- WHAT NEEDS TO BE DONE: Word for word, copy all the data and drop the pictures.

- EXTRACTED RECORDS:
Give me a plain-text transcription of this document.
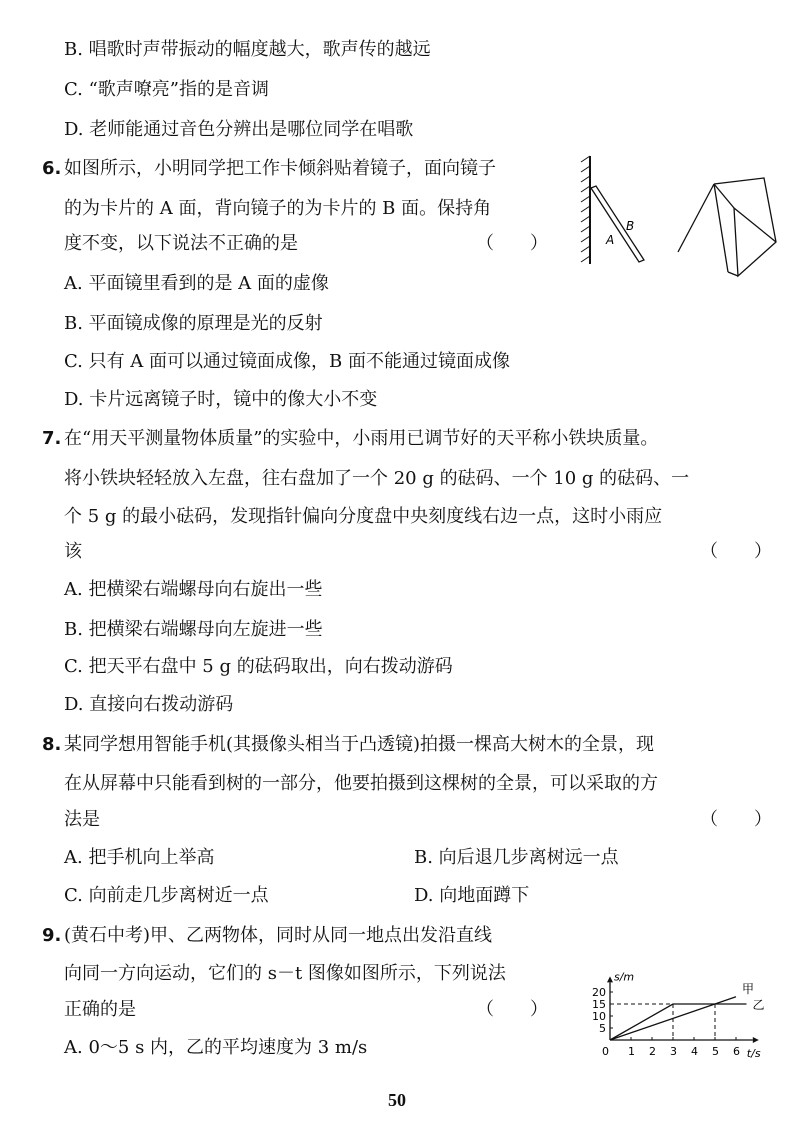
B. 唱歌时声带振动的幅度越大，歌声传的越远
C. “歌声嘹亮”指的是音调
D. 老师能通过音色分辨出是哪位同学在唱歌
6. 如图所示，小明同学把工作卡倾斜贴着镜子，面向镜子
的为卡片的 A 面，背向镜子的为卡片的 B 面。保持角
度不变，以下说法不正确的是	（　　）
A. 平面镜里看到的是 A 面的虚像
B. 平面镜成像的原理是光的反射
C. 只有 A 面可以通过镜面成像，B 面不能通过镜面成像
D. 卡片远离镜子时，镜中的像大小不变
A
B
7. 在“用天平测量物体质量”的实验中，小雨用已调节好的天平称小铁块质量。
将小铁块轻轻放入左盘，往右盘加了一个 20 g 的砝码、一个 10 g 的砝码、一
个 5 g 的最小砝码，发现指针偏向分度盘中央刻度线右边一点，这时小雨应
该	（　　）
A. 把横梁右端螺母向右旋出一些
B. 把横梁右端螺母向左旋进一些
C. 把天平右盘中 5 g 的砝码取出，向右拨动游码
D. 直接向右拨动游码
8. 某同学想用智能手机(其摄像头相当于凸透镜)拍摄一棵高大树木的全景，现
在从屏幕中只能看到树的一部分，他要拍摄到这棵树的全景，可以采取的方
法是	（　　）
A. 把手机向上举高	B. 向后退几步离树远一点
C. 向前走几步离树近一点	D. 向地面蹲下
9. (黄石中考)甲、乙两物体，同时从同一地点出发沿直线
向同一方向运动，它们的 s－t 图像如图所示，下列说法
正确的是	（　　）
A. 0～5 s 内，乙的平均速度为 3 m/s
s/m
t/s
0 1 2 3 4 5 6
5
10
15
20	甲
乙
50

- TASK SOLUTION:
Give me a plain-text transcription of this document.
B. 唱歌时声带振动的幅度越大，歌声传的越远
C. “歌声嘹亮”指的是音调
D. 老师能通过音色分辨出是哪位同学在唱歌
6. 如图所示，小明同学把工作卡倾斜贴着镜子，面向镜子
的为卡片的 A 面，背向镜子的为卡片的 B 面。保持角
度不变，以下说法不正确的是	（　　）
A. 平面镜里看到的是 A 面的虚像
B. 平面镜成像的原理是光的反射
C. 只有 A 面可以通过镜面成像，B 面不能通过镜面成像
D. 卡片远离镜子时，镜中的像大小不变
A
B
7. 在“用天平测量物体质量”的实验中，小雨用已调节好的天平称小铁块质量。
将小铁块轻轻放入左盘，往右盘加了一个 20 g 的砝码、一个 10 g 的砝码、一
个 5 g 的最小砝码，发现指针偏向分度盘中央刻度线右边一点，这时小雨应
该	（　　）
A. 把横梁右端螺母向右旋出一些
B. 把横梁右端螺母向左旋进一些
C. 把天平右盘中 5 g 的砝码取出，向右拨动游码
D. 直接向右拨动游码
8. 某同学想用智能手机(其摄像头相当于凸透镜)拍摄一棵高大树木的全景，现
在从屏幕中只能看到树的一部分，他要拍摄到这棵树的全景，可以采取的方
法是	（　　）
A. 把手机向上举高	B. 向后退几步离树远一点
C. 向前走几步离树近一点	D. 向地面蹲下
9. (黄石中考)甲、乙两物体，同时从同一地点出发沿直线
向同一方向运动，它们的 s－t 图像如图所示，下列说法
正确的是	（　　）
A. 0～5 s 内，乙的平均速度为 3 m/s
s/m
t/s
0 1 2 3 4 5 6
5
10
15
20	甲
乙
50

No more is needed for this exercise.